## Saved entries
________________________________________
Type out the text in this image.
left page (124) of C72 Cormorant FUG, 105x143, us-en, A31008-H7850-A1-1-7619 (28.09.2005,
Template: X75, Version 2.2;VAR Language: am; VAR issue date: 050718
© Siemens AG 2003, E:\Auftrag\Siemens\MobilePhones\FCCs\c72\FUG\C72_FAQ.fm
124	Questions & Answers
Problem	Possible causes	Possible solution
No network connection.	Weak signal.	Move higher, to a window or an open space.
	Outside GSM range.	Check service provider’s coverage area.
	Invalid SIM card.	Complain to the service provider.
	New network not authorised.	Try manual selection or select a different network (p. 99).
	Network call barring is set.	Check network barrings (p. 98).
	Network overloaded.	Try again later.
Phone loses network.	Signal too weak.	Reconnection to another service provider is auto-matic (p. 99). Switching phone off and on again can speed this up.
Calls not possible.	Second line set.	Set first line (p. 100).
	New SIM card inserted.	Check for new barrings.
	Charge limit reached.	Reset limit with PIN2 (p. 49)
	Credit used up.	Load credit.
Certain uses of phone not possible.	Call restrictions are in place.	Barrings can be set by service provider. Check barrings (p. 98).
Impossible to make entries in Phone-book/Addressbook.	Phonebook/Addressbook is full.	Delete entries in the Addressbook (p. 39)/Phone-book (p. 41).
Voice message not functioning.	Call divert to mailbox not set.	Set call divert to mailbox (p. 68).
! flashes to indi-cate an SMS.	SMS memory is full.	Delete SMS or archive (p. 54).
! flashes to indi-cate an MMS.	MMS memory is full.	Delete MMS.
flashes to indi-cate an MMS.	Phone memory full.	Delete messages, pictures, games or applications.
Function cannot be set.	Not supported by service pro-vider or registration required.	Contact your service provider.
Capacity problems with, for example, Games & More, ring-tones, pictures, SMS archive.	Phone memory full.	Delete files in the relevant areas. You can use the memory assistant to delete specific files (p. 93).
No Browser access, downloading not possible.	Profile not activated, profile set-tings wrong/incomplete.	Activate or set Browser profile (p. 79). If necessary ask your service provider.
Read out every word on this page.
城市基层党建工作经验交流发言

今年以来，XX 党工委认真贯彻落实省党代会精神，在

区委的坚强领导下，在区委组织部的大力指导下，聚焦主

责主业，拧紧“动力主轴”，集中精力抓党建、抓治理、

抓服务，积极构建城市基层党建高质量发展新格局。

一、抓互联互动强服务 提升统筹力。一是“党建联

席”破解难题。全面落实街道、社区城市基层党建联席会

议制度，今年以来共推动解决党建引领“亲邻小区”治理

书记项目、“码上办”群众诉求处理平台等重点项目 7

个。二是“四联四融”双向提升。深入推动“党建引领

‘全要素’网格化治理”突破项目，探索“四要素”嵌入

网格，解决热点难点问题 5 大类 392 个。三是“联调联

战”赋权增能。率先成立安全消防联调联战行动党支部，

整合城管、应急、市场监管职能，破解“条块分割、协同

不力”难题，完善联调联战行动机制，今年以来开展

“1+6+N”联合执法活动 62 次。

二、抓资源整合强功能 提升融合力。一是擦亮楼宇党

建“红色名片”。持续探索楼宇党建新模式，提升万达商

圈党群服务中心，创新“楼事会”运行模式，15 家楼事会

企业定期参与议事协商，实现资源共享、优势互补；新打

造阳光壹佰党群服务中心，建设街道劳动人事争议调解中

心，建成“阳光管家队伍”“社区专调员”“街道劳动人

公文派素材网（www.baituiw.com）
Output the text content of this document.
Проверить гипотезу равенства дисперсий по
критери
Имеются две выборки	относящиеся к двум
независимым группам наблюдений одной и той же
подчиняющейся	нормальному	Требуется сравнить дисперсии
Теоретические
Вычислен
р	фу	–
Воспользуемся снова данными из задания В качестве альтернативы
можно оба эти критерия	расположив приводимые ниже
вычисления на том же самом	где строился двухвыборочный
________________________________________
Output the lines from the line containing "Output the text content of this document." to the end, both included; add nothing.

Output the text content of this document.
Проверить гипотезу равенства дисперсий по
критери
Имеются две выборки	относящиеся к двум
независимым группам наблюдений одной и той же
подчиняющейся	нормальному	Требуется сравнить дисперсии
Теоретические
Вычислен
р	фу	–
Воспользуемся снова данными из задания В качестве альтернативы
можно оба эти критерия	расположив приводимые ниже
вычисления на том же самом	где строился двухвыборочный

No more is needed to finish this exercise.